<<<<

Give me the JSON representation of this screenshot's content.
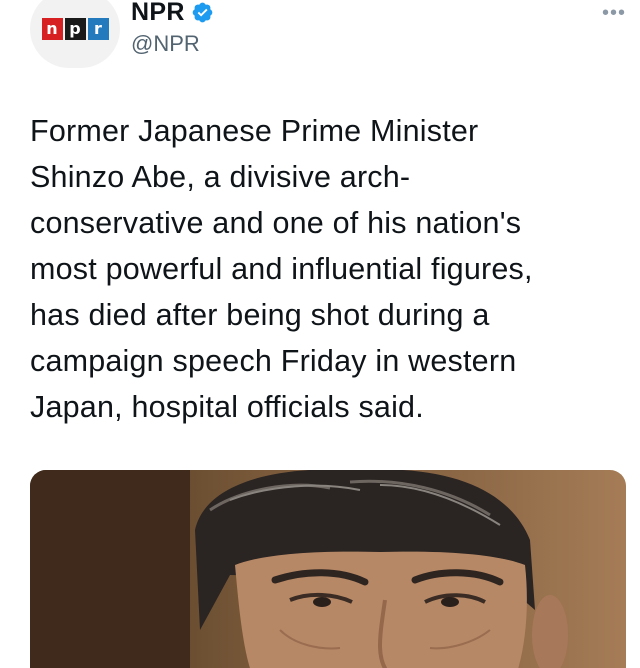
{
  "author": {
    "display_name": "NPR",
    "handle": "@NPR",
    "verified": true,
    "logo_letters": [
      "n",
      "p",
      "r"
    ]
  },
  "tweet": {
    "text": "Former Japanese Prime Minister\nShinzo Abe, a divisive arch-\nconservative and one of his nation's\nmost powerful and influential figures,\nhas died after being shot during a\ncampaign speech Friday in western\nJapan, hospital officials said."
  },
  "icons": {
    "verified": "verified-badge-icon",
    "more": "more-options-icon"
  },
  "colors": {
    "npr_red": "#d62021",
    "npr_black": "#1a1a1a",
    "npr_blue": "#237bbd",
    "verified_blue": "#1d9bf0",
    "handle_gray": "#536471"
  }
}
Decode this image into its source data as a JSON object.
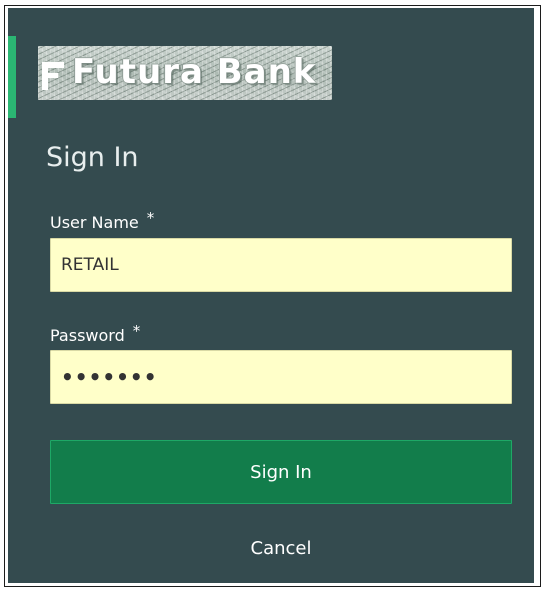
{
  "logo": {
    "text": "Futura Bank",
    "icon": "futura-bank-logo-icon"
  },
  "form": {
    "title": "Sign In",
    "username": {
      "label": "User Name",
      "required_mark": "*",
      "value": "RETAIL"
    },
    "password": {
      "label": "Password",
      "required_mark": "*",
      "value": "•••••••"
    },
    "sign_in_label": "Sign In",
    "cancel_label": "Cancel"
  },
  "colors": {
    "panel_background": "#344b4f",
    "accent": "#2bb673",
    "primary_button": "#127d4b",
    "input_background": "#ffffc9"
  }
}
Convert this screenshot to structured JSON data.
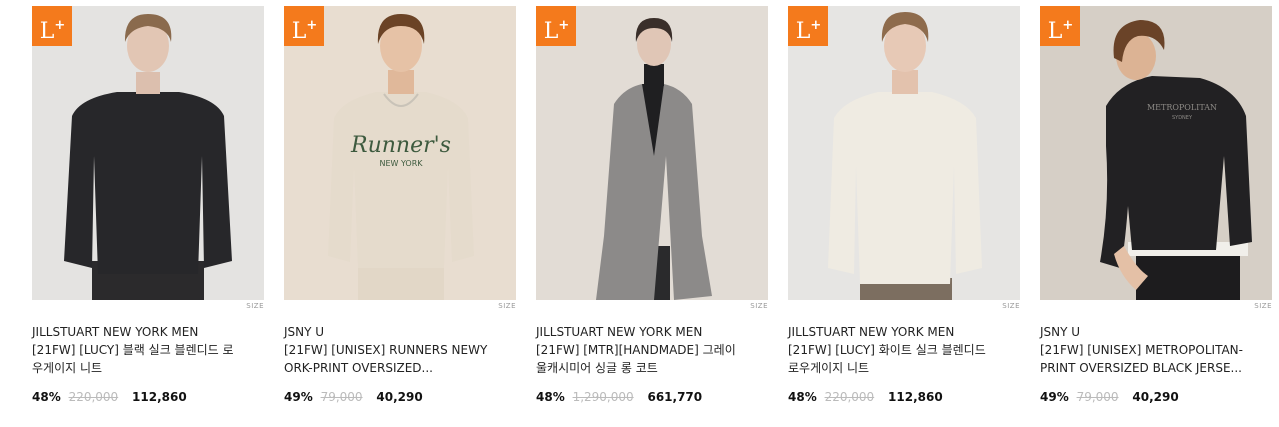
{
  "products": [
    {
      "badge": "L",
      "size_tag": "SIZE",
      "brand": "JILLSTUART NEW YORK MEN",
      "name": "[21FW] [LUCY] 블랙 실크 블렌디드 로우게이지 니트",
      "discount": "48%",
      "original_price": "220,000",
      "sale_price": "112,860",
      "garment": "black-sweater",
      "colors": {
        "bg": "#e4e3e1",
        "garment": "#27272a",
        "pants": "#2b2a2c"
      }
    },
    {
      "badge": "L",
      "size_tag": "SIZE",
      "brand": "JSNY U",
      "name": "[21FW] [UNISEX] RUNNERS NEWYORK-PRINT OVERSIZED...",
      "discount": "49%",
      "original_price": "79,000",
      "sale_price": "40,290",
      "garment": "runners-sweatshirt",
      "print_text": [
        "Runner's",
        "NEW YORK"
      ],
      "colors": {
        "bg": "#e8ddd0",
        "garment": "#e5dbcc",
        "pants": "#e2d7c7",
        "print": "#3d5a3e"
      }
    },
    {
      "badge": "L",
      "size_tag": "SIZE",
      "brand": "JILLSTUART NEW YORK MEN",
      "name": "[21FW] [MTR][HANDMADE] 그레이 울캐시미어 싱글 롱 코트",
      "discount": "48%",
      "original_price": "1,290,000",
      "sale_price": "661,770",
      "garment": "grey-coat",
      "colors": {
        "bg": "#e2dcd5",
        "garment": "#8c8a89",
        "pants": "#2a2a2c"
      }
    },
    {
      "badge": "L",
      "size_tag": "SIZE",
      "brand": "JILLSTUART NEW YORK MEN",
      "name": "[21FW] [LUCY] 화이트 실크 블렌디드 로우게이지 니트",
      "discount": "48%",
      "original_price": "220,000",
      "sale_price": "112,860",
      "garment": "white-sweater",
      "colors": {
        "bg": "#e6e5e3",
        "garment": "#efebe2",
        "pants": "#7c6e60"
      }
    },
    {
      "badge": "L",
      "size_tag": "SIZE",
      "brand": "JSNY U",
      "name": "[21FW] [UNISEX] METROPOLITAN-PRINT OVERSIZED BLACK JERSE...",
      "discount": "49%",
      "original_price": "79,000",
      "sale_price": "40,290",
      "garment": "metropolitan-sweatshirt",
      "print_text": [
        "METROPOLITAN",
        "SYDNEY"
      ],
      "colors": {
        "bg": "#d6cfc6",
        "garment": "#222123",
        "pants": "#1d1c1e"
      }
    }
  ],
  "accent": "#f47a1c"
}
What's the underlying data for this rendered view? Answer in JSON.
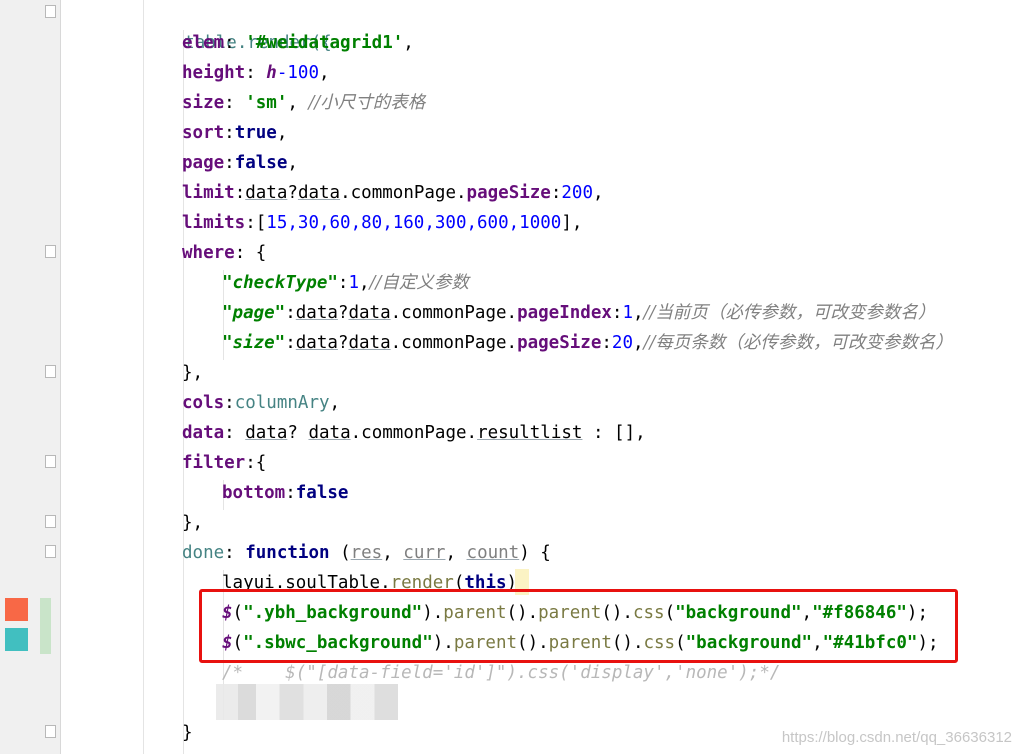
{
  "editor": {
    "swatches": [
      {
        "name": "coral-swatch",
        "color": "#f86846"
      },
      {
        "name": "teal-swatch",
        "color": "#41bfc0"
      }
    ],
    "lines": {
      "l1": "table.render({",
      "elem_key": "elem",
      "elem_val": "'#weidatagrid1'",
      "height_key": "height",
      "height_var": "h",
      "height_num": "-100",
      "size_key": "size",
      "size_val": "'sm'",
      "size_comment": "//小尺寸的表格",
      "sort_key": "sort",
      "sort_val": "true",
      "page_key": "page",
      "page_val": "false",
      "limit_key": "limit",
      "limit_d1": "data",
      "limit_d2": "data",
      "limit_cp": "commonPage",
      "limit_ps": "pageSize",
      "limit_num": "200",
      "limits_key": "limits",
      "limits_vals": "15,30,60,80,160,300,600,1000",
      "where_key": "where",
      "checktype_key": "\"checkType\"",
      "checktype_val": "1",
      "checktype_comment": "//自定义参数",
      "wpage_key": "\"page\"",
      "wpage_d1": "data",
      "wpage_d2": "data",
      "wpage_cp": "commonPage",
      "wpage_pi": "pageIndex",
      "wpage_num": "1",
      "wpage_comment": "//当前页（必传参数，可改变参数名）",
      "wsize_key": "\"size\"",
      "wsize_d1": "data",
      "wsize_d2": "data",
      "wsize_cp": "commonPage",
      "wsize_ps": "pageSize",
      "wsize_num": "20",
      "wsize_comment": "//每页条数（必传参数，可改变参数名）",
      "cols_key": "cols",
      "cols_val": "columnAry",
      "data_key": "data",
      "data_d1": "data",
      "data_d2": "data",
      "data_cp": "commonPage",
      "data_rl": "resultlist",
      "data_tail": " : [],",
      "filter_key": "filter",
      "bottom_key": "bottom",
      "bottom_val": "false",
      "done_key": "done",
      "done_fn": "function",
      "done_p1": "res",
      "done_p2": "curr",
      "done_p3": "count",
      "soul_obj": "layui",
      "soul_mod": "soulTable",
      "soul_fn": "render",
      "soul_arg": "this",
      "ybh_dollar": "$",
      "ybh_sel": "\".ybh_background\"",
      "ybh_parent": "parent",
      "ybh_css": "css",
      "ybh_prop": "\"background\"",
      "ybh_color": "\"#f86846\"",
      "sbwc_dollar": "$",
      "sbwc_sel": "\".sbwc_background\"",
      "sbwc_parent": "parent",
      "sbwc_css": "css",
      "sbwc_prop": "\"background\"",
      "sbwc_color": "\"#41bfc0\"",
      "comment_line": "/*    $(\"[data-field='id']\").css('display','none');*/",
      "close_brace": "}"
    }
  },
  "watermark": "https://blog.csdn.net/qq_36636312"
}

>>>>

### Work to complete
Count the lines that include the word "JSON" and state the result as a bare number.

### Response to the exercise
4